** Exercise **
In the material below, list every line carrying the string "Commodity".

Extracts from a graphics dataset
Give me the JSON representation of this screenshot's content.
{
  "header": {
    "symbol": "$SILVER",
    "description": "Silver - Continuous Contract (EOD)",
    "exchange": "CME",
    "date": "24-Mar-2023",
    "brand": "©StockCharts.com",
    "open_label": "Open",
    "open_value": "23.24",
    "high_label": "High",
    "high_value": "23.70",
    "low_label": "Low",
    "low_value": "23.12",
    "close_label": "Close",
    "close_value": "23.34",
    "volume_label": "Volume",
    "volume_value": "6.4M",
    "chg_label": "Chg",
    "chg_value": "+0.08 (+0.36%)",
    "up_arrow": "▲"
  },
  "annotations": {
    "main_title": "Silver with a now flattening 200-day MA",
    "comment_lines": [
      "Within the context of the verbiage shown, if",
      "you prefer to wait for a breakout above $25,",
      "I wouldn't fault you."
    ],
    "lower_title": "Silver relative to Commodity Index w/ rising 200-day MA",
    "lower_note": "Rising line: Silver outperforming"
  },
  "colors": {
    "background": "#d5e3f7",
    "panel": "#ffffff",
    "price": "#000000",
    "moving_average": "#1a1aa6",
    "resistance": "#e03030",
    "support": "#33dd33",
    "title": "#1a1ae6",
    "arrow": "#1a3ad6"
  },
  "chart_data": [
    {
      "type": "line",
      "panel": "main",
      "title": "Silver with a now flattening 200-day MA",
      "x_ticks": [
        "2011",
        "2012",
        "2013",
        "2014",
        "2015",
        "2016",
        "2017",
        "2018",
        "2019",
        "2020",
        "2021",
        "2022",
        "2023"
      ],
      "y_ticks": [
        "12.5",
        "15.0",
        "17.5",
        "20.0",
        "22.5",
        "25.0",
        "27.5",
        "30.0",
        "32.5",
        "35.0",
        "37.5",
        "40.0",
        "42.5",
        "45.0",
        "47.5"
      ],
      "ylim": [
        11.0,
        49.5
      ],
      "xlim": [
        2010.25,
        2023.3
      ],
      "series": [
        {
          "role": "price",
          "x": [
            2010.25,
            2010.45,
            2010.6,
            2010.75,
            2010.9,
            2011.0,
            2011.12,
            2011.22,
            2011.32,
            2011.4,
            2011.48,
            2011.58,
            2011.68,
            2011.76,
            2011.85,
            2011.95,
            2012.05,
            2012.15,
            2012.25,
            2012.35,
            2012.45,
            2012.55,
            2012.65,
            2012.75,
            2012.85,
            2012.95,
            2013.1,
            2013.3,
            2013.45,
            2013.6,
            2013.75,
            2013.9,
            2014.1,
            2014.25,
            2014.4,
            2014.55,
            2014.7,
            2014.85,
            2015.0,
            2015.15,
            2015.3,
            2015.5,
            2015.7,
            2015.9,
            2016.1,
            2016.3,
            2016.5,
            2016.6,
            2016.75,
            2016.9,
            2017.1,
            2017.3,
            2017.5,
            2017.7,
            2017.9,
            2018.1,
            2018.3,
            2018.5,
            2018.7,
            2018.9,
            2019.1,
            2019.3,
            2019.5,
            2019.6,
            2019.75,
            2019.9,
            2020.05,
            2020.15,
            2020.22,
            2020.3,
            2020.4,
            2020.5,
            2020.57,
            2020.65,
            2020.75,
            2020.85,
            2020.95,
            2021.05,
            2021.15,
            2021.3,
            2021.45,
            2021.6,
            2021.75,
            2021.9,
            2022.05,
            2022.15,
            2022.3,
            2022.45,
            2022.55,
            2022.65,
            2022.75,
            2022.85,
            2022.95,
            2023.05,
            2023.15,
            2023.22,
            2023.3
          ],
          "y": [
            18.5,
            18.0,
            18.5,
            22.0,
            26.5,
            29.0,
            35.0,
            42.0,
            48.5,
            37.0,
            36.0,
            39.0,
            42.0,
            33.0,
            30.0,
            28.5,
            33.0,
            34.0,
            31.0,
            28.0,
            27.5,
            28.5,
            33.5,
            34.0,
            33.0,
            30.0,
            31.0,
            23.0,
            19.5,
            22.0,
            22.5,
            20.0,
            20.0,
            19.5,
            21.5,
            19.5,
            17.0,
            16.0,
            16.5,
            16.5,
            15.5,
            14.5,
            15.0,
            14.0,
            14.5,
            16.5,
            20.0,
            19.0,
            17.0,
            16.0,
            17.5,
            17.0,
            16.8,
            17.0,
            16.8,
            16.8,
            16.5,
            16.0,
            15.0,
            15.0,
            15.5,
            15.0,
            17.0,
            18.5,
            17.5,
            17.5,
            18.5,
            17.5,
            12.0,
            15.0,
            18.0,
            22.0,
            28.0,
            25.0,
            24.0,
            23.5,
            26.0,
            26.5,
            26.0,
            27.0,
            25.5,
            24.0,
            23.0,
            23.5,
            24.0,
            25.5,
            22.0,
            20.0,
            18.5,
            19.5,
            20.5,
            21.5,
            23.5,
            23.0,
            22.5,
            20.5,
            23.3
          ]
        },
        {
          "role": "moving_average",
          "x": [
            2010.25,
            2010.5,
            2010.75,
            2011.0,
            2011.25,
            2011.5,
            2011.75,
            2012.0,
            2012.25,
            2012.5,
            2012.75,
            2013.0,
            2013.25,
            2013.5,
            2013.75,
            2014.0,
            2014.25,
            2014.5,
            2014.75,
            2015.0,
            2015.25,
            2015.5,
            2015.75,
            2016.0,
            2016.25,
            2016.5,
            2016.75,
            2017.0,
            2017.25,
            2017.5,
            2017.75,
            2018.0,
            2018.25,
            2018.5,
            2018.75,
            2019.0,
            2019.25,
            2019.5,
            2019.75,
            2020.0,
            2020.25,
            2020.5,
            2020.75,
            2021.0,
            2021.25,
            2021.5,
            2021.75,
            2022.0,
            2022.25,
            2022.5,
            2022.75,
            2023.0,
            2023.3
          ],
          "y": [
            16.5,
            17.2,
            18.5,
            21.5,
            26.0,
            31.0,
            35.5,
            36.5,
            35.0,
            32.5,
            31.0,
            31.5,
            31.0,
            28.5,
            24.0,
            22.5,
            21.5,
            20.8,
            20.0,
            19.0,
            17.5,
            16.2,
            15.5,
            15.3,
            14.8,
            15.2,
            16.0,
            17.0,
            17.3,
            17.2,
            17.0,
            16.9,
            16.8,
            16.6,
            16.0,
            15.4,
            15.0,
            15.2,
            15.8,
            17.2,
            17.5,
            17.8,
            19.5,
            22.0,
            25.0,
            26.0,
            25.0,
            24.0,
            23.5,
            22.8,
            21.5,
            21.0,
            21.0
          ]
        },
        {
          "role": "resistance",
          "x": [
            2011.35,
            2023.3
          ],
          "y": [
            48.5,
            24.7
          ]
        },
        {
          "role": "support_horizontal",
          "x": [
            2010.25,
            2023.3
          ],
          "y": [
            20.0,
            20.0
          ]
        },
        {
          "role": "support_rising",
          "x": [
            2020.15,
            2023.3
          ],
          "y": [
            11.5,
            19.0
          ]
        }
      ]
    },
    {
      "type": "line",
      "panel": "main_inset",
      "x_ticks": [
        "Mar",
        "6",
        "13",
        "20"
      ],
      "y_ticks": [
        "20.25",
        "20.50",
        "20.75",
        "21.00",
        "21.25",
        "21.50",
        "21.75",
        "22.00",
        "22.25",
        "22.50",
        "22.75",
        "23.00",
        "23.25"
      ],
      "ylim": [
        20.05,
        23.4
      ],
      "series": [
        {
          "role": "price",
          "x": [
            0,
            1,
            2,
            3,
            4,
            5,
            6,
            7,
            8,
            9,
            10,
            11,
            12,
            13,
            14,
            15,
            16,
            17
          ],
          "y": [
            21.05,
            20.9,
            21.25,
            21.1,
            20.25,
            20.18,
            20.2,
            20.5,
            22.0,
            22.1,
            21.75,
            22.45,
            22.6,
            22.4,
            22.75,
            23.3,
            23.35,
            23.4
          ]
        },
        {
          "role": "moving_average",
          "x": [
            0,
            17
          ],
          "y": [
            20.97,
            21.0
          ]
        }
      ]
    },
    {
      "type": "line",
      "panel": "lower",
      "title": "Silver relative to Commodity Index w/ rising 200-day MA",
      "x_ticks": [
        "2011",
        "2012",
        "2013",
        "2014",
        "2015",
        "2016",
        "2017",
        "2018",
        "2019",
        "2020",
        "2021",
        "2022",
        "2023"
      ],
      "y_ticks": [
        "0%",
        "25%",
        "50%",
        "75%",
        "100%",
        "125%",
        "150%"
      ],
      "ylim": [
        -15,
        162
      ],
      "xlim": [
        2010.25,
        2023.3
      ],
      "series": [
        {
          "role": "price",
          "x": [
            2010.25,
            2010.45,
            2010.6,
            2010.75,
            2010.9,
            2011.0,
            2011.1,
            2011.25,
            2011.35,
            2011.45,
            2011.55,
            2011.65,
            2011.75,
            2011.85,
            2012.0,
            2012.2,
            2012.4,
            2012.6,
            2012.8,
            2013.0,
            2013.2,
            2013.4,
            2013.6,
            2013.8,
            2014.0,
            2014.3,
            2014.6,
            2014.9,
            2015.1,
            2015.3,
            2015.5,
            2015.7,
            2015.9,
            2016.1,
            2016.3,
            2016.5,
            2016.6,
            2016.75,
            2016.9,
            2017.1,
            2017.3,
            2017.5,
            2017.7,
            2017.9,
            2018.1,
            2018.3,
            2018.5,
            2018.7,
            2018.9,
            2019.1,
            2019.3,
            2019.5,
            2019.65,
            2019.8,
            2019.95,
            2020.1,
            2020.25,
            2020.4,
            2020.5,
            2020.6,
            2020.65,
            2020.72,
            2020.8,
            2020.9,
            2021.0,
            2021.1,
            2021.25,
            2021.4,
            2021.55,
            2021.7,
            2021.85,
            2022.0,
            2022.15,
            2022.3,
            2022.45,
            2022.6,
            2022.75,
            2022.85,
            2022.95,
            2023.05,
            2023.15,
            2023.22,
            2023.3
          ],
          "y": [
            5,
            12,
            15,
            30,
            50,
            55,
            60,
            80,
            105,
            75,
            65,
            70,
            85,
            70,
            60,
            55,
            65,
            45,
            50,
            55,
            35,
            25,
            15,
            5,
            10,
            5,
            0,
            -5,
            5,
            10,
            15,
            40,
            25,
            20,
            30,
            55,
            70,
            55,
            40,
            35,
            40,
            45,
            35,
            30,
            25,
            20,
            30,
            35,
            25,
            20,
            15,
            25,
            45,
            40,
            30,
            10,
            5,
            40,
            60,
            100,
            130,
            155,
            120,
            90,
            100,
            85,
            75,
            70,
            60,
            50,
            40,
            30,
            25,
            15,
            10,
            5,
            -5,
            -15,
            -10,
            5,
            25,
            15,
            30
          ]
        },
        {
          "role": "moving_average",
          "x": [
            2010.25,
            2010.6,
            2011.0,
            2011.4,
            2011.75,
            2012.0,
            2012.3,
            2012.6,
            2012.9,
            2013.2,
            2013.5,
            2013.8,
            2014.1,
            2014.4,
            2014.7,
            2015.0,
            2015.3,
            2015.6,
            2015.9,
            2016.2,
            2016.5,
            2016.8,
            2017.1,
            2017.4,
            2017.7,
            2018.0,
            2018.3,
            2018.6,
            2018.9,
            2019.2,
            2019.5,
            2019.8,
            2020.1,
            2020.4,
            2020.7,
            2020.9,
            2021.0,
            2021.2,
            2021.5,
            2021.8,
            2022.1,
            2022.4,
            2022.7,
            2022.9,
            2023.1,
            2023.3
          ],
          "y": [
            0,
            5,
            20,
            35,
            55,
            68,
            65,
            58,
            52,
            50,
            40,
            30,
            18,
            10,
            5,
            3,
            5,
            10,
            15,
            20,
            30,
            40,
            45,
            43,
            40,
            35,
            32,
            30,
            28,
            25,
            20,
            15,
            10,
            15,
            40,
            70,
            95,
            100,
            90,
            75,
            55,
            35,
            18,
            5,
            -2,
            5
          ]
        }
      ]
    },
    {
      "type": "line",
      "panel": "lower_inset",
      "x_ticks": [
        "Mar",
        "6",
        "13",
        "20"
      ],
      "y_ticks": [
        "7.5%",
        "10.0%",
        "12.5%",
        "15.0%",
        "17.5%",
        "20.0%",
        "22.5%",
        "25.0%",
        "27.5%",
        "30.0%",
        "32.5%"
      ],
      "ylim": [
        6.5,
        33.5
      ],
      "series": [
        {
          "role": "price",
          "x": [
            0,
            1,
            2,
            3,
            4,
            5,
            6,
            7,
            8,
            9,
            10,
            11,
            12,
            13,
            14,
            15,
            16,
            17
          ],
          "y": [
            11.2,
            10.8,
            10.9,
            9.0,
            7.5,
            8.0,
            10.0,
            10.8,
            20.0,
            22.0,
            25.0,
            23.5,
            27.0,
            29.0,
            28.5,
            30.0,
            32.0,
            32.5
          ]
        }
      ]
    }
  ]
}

** Output for this exercise **
    "lower_title": "Silver relative to Commodity Index w/ rising 200-day MA",
      "title": "Silver relative to Commodity Index w/ rising 200-day MA",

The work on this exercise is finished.